* **Your instructions**: Give the entries again, word for word.

* **Task inputs**:
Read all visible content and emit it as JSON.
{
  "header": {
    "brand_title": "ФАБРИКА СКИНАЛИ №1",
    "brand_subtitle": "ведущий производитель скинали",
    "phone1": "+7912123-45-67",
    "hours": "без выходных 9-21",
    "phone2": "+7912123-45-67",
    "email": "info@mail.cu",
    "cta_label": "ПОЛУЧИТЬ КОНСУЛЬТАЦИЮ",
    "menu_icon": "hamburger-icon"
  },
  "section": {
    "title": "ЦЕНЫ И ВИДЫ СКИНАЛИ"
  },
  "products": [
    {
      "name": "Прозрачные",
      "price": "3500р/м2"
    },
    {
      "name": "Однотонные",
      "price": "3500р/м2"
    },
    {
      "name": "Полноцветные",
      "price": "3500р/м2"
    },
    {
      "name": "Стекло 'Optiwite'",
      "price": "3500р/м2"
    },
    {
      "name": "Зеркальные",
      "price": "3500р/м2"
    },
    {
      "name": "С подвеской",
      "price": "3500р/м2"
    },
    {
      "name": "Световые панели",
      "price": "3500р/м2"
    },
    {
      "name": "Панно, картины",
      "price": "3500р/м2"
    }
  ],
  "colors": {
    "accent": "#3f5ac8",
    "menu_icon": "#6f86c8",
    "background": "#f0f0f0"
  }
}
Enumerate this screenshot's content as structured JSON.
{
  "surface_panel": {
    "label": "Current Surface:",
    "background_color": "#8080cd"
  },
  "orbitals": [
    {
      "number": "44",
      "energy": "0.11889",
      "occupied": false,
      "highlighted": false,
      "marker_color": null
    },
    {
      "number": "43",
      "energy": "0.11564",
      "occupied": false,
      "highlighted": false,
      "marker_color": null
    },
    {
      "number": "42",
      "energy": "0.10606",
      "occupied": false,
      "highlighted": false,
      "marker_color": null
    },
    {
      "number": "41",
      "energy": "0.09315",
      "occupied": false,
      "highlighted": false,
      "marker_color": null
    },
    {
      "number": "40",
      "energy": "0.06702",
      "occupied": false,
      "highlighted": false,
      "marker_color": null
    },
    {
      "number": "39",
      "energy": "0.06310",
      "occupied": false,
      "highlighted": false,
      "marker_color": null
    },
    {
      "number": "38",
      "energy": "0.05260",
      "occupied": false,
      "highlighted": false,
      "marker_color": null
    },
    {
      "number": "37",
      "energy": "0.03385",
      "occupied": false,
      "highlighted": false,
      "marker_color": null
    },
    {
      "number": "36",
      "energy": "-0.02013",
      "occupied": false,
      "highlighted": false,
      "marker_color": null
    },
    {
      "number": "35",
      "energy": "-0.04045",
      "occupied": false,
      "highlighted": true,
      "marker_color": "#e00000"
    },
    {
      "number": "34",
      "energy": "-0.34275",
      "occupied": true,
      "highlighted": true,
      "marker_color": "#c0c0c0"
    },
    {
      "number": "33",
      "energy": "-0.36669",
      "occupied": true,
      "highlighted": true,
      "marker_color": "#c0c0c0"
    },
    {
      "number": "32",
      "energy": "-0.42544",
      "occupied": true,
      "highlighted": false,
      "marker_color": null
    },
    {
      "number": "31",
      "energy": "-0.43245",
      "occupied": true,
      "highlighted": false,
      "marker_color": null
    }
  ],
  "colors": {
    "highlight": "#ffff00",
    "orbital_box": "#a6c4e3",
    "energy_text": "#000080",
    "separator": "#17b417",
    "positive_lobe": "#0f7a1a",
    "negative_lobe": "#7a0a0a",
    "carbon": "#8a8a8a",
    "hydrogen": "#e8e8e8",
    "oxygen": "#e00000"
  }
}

* **Response to this exercise**:
Read all visible content and emit it as JSON.
{
  "header": {
    "brand_title": "ФАБРИКА СКИНАЛИ №1",
    "brand_subtitle": "ведущий производитель скинали",
    "phone1": "+7912123-45-67",
    "hours": "без выходных 9-21",
    "phone2": "+7912123-45-67",
    "email": "info@mail.cu",
    "cta_label": "ПОЛУЧИТЬ КОНСУЛЬТАЦИЮ",
    "menu_icon": "hamburger-icon"
  },
  "section": {
    "title": "ЦЕНЫ И ВИДЫ СКИНАЛИ"
  },
  "products": [
    {
      "name": "Прозрачные",
      "price": "3500р/м2"
    },
    {
      "name": "Однотонные",
      "price": "3500р/м2"
    },
    {
      "name": "Полноцветные",
      "price": "3500р/м2"
    },
    {
      "name": "Стекло 'Optiwite'",
      "price": "3500р/м2"
    },
    {
      "name": "Зеркальные",
      "price": "3500р/м2"
    },
    {
      "name": "С подвеской",
      "price": "3500р/м2"
    },
    {
      "name": "Световые панели",
      "price": "3500р/м2"
    },
    {
      "name": "Панно, картины",
      "price": "3500р/м2"
    }
  ],
  "colors": {
    "accent": "#3f5ac8",
    "menu_icon": "#6f86c8",
    "background": "#f0f0f0"
  }
}
Enumerate this screenshot's content as structured JSON.
{
  "surface_panel": {
    "label": "Current Surface:",
    "background_color": "#8080cd"
  },
  "orbitals": [
    {
      "number": "44",
      "energy": "0.11889",
      "occupied": false,
      "highlighted": false,
      "marker_color": null
    },
    {
      "number": "43",
      "energy": "0.11564",
      "occupied": false,
      "highlighted": false,
      "marker_color": null
    },
    {
      "number": "42",
      "energy": "0.10606",
      "occupied": false,
      "highlighted": false,
      "marker_color": null
    },
    {
      "number": "41",
      "energy": "0.09315",
      "occupied": false,
      "highlighted": false,
      "marker_color": null
    },
    {
      "number": "40",
      "energy": "0.06702",
      "occupied": false,
      "highlighted": false,
      "marker_color": null
    },
    {
      "number": "39",
      "energy": "0.06310",
      "occupied": false,
      "highlighted": false,
      "marker_color": null
    },
    {
      "number": "38",
      "energy": "0.05260",
      "occupied": false,
      "highlighted": false,
      "marker_color": null
    },
    {
      "number": "37",
      "energy": "0.03385",
      "occupied": false,
      "highlighted": false,
      "marker_color": null
    },
    {
      "number": "36",
      "energy": "-0.02013",
      "occupied": false,
      "highlighted": false,
      "marker_color": null
    },
    {
      "number": "35",
      "energy": "-0.04045",
      "occupied": false,
      "highlighted": true,
      "marker_color": "#e00000"
    },
    {
      "number": "34",
      "energy": "-0.34275",
      "occupied": true,
      "highlighted": true,
      "marker_color": "#c0c0c0"
    },
    {
      "number": "33",
      "energy": "-0.36669",
      "occupied": true,
      "highlighted": true,
      "marker_color": "#c0c0c0"
    },
    {
      "number": "32",
      "energy": "-0.42544",
      "occupied": true,
      "highlighted": false,
      "marker_color": null
    },
    {
      "number": "31",
      "energy": "-0.43245",
      "occupied": true,
      "highlighted": false,
      "marker_color": null
    }
  ],
  "colors": {
    "highlight": "#ffff00",
    "orbital_box": "#a6c4e3",
    "energy_text": "#000080",
    "separator": "#17b417",
    "positive_lobe": "#0f7a1a",
    "negative_lobe": "#7a0a0a",
    "carbon": "#8a8a8a",
    "hydrogen": "#e8e8e8",
    "oxygen": "#e00000"
  }
}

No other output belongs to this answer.